[start]
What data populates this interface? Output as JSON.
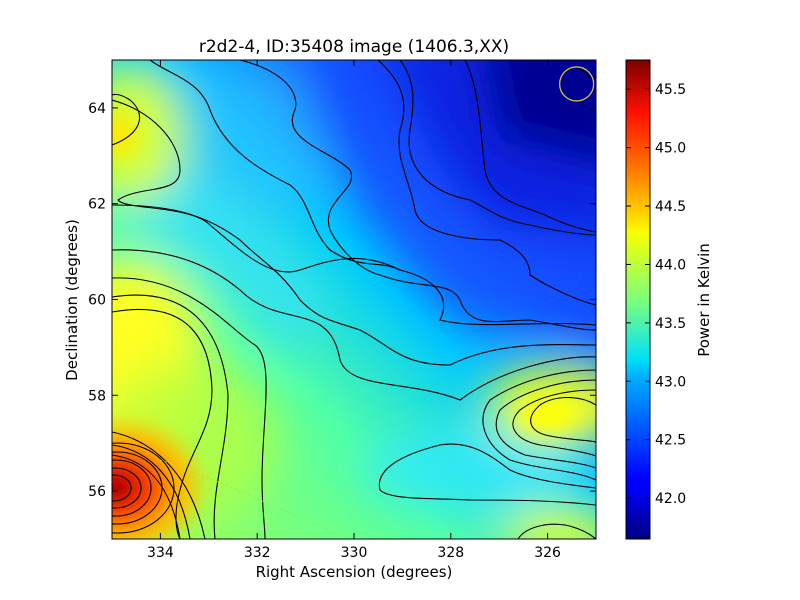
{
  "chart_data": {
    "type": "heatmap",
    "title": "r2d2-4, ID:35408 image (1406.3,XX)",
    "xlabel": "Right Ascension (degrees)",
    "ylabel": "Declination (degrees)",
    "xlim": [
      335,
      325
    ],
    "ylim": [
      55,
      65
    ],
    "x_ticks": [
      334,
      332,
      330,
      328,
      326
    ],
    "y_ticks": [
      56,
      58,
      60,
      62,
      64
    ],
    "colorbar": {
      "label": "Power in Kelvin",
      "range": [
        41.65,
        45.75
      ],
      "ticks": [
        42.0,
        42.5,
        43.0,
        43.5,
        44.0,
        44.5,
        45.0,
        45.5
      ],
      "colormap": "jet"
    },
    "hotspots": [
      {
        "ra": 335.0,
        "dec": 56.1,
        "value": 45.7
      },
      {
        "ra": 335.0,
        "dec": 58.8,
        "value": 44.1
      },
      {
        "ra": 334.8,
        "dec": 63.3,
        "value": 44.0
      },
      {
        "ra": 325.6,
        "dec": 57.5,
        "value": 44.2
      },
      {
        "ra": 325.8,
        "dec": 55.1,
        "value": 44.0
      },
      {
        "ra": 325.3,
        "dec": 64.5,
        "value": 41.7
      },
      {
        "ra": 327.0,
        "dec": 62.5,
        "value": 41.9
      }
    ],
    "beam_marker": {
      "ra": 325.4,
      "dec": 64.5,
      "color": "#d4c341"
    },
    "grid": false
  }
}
[end]
Short problem: Verbatim reproduction of every record is required; images are left out.

Solution below:
What data populates this interface? Output as JSON.
{
  "chart_data": {
    "type": "heatmap",
    "title": "r2d2-4, ID:35408 image (1406.3,XX)",
    "xlabel": "Right Ascension (degrees)",
    "ylabel": "Declination (degrees)",
    "xlim": [
      335,
      325
    ],
    "ylim": [
      55,
      65
    ],
    "x_ticks": [
      334,
      332,
      330,
      328,
      326
    ],
    "y_ticks": [
      56,
      58,
      60,
      62,
      64
    ],
    "colorbar": {
      "label": "Power in Kelvin",
      "range": [
        41.65,
        45.75
      ],
      "ticks": [
        42.0,
        42.5,
        43.0,
        43.5,
        44.0,
        44.5,
        45.0,
        45.5
      ],
      "colormap": "jet"
    },
    "hotspots": [
      {
        "ra": 335.0,
        "dec": 56.1,
        "value": 45.7
      },
      {
        "ra": 335.0,
        "dec": 58.8,
        "value": 44.1
      },
      {
        "ra": 334.8,
        "dec": 63.3,
        "value": 44.0
      },
      {
        "ra": 325.6,
        "dec": 57.5,
        "value": 44.2
      },
      {
        "ra": 325.8,
        "dec": 55.1,
        "value": 44.0
      },
      {
        "ra": 325.3,
        "dec": 64.5,
        "value": 41.7
      },
      {
        "ra": 327.0,
        "dec": 62.5,
        "value": 41.9
      }
    ],
    "beam_marker": {
      "ra": 325.4,
      "dec": 64.5,
      "color": "#d4c341"
    },
    "grid": false
  }
}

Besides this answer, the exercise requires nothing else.